Information given:

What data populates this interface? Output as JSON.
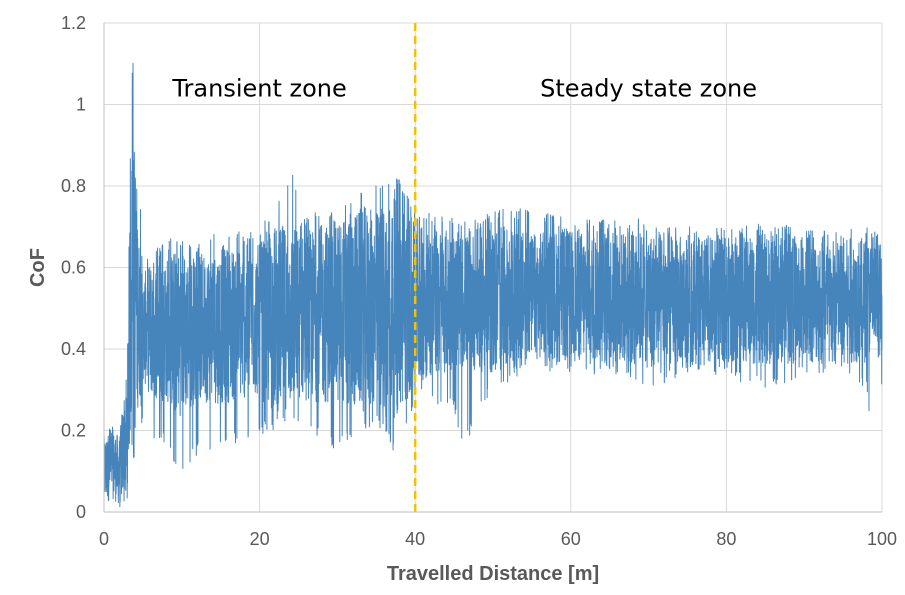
{
  "chart_data": {
    "type": "line",
    "title": "",
    "xlabel": "Travelled Distance [m]",
    "ylabel": "CoF",
    "xlim": [
      0,
      100
    ],
    "ylim": [
      0,
      1.2
    ],
    "x_ticks": [
      0,
      20,
      40,
      60,
      80,
      100
    ],
    "y_ticks": [
      0,
      0.2,
      0.4,
      0.6,
      0.8,
      1,
      1.2
    ],
    "x_tick_labels": [
      "0",
      "20",
      "40",
      "60",
      "80",
      "100"
    ],
    "y_tick_labels": [
      "0",
      "0.2",
      "0.4",
      "0.6",
      "0.8",
      "1",
      "1.2"
    ],
    "grid": true,
    "legend": "none",
    "series": [
      {
        "color": "#4685bb",
        "x": [
          0,
          1,
          2,
          3,
          3.5,
          4,
          4.5,
          5,
          6,
          8,
          9,
          10,
          12,
          15,
          20,
          24.5,
          25,
          30,
          35,
          38,
          40,
          45,
          46,
          50,
          55,
          60,
          65,
          70,
          75,
          80,
          85,
          90,
          95,
          98,
          99,
          100
        ],
        "y_max": [
          0.22,
          0.22,
          0.2,
          0.4,
          1.04,
          1.19,
          0.85,
          0.6,
          0.65,
          0.66,
          0.68,
          0.68,
          0.66,
          0.69,
          0.69,
          0.86,
          0.72,
          0.76,
          0.81,
          0.82,
          0.74,
          0.72,
          0.71,
          0.74,
          0.75,
          0.72,
          0.72,
          0.72,
          0.7,
          0.7,
          0.71,
          0.7,
          0.7,
          0.7,
          0.69,
          0.68
        ],
        "y_min": [
          0.0,
          0.02,
          0.0,
          0.03,
          0.15,
          0.12,
          0.25,
          0.2,
          0.18,
          0.17,
          0.1,
          0.1,
          0.14,
          0.15,
          0.19,
          0.22,
          0.22,
          0.15,
          0.22,
          0.12,
          0.28,
          0.25,
          0.15,
          0.3,
          0.35,
          0.33,
          0.34,
          0.3,
          0.34,
          0.33,
          0.3,
          0.33,
          0.35,
          0.3,
          0.14,
          0.3
        ],
        "y_mean": [
          0.1,
          0.12,
          0.1,
          0.22,
          0.55,
          0.55,
          0.48,
          0.45,
          0.45,
          0.45,
          0.44,
          0.44,
          0.45,
          0.46,
          0.47,
          0.48,
          0.48,
          0.49,
          0.5,
          0.5,
          0.51,
          0.52,
          0.52,
          0.52,
          0.53,
          0.53,
          0.53,
          0.52,
          0.52,
          0.52,
          0.52,
          0.52,
          0.52,
          0.52,
          0.52,
          0.52
        ]
      }
    ],
    "reference_line": {
      "x": 40,
      "color": "#f2c200",
      "style": "dashed"
    },
    "annotations": [
      {
        "text": "Transient zone",
        "x": 20,
        "y": 1.02
      },
      {
        "text": "Steady state zone",
        "x": 70,
        "y": 1.02
      }
    ]
  }
}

The problem: Set down the lines of the records above exactly, apart from the pictures.

Answer to this task:
What data populates this interface? Output as JSON.
{
  "chart_data": {
    "type": "line",
    "title": "",
    "xlabel": "Travelled Distance [m]",
    "ylabel": "CoF",
    "xlim": [
      0,
      100
    ],
    "ylim": [
      0,
      1.2
    ],
    "x_ticks": [
      0,
      20,
      40,
      60,
      80,
      100
    ],
    "y_ticks": [
      0,
      0.2,
      0.4,
      0.6,
      0.8,
      1,
      1.2
    ],
    "x_tick_labels": [
      "0",
      "20",
      "40",
      "60",
      "80",
      "100"
    ],
    "y_tick_labels": [
      "0",
      "0.2",
      "0.4",
      "0.6",
      "0.8",
      "1",
      "1.2"
    ],
    "grid": true,
    "legend": "none",
    "series": [
      {
        "color": "#4685bb",
        "x": [
          0,
          1,
          2,
          3,
          3.5,
          4,
          4.5,
          5,
          6,
          8,
          9,
          10,
          12,
          15,
          20,
          24.5,
          25,
          30,
          35,
          38,
          40,
          45,
          46,
          50,
          55,
          60,
          65,
          70,
          75,
          80,
          85,
          90,
          95,
          98,
          99,
          100
        ],
        "y_max": [
          0.22,
          0.22,
          0.2,
          0.4,
          1.04,
          1.19,
          0.85,
          0.6,
          0.65,
          0.66,
          0.68,
          0.68,
          0.66,
          0.69,
          0.69,
          0.86,
          0.72,
          0.76,
          0.81,
          0.82,
          0.74,
          0.72,
          0.71,
          0.74,
          0.75,
          0.72,
          0.72,
          0.72,
          0.7,
          0.7,
          0.71,
          0.7,
          0.7,
          0.7,
          0.69,
          0.68
        ],
        "y_min": [
          0.0,
          0.02,
          0.0,
          0.03,
          0.15,
          0.12,
          0.25,
          0.2,
          0.18,
          0.17,
          0.1,
          0.1,
          0.14,
          0.15,
          0.19,
          0.22,
          0.22,
          0.15,
          0.22,
          0.12,
          0.28,
          0.25,
          0.15,
          0.3,
          0.35,
          0.33,
          0.34,
          0.3,
          0.34,
          0.33,
          0.3,
          0.33,
          0.35,
          0.3,
          0.14,
          0.3
        ],
        "y_mean": [
          0.1,
          0.12,
          0.1,
          0.22,
          0.55,
          0.55,
          0.48,
          0.45,
          0.45,
          0.45,
          0.44,
          0.44,
          0.45,
          0.46,
          0.47,
          0.48,
          0.48,
          0.49,
          0.5,
          0.5,
          0.51,
          0.52,
          0.52,
          0.52,
          0.53,
          0.53,
          0.53,
          0.52,
          0.52,
          0.52,
          0.52,
          0.52,
          0.52,
          0.52,
          0.52,
          0.52
        ]
      }
    ],
    "reference_line": {
      "x": 40,
      "color": "#f2c200",
      "style": "dashed"
    },
    "annotations": [
      {
        "text": "Transient zone",
        "x": 20,
        "y": 1.02
      },
      {
        "text": "Steady state zone",
        "x": 70,
        "y": 1.02
      }
    ]
  }
}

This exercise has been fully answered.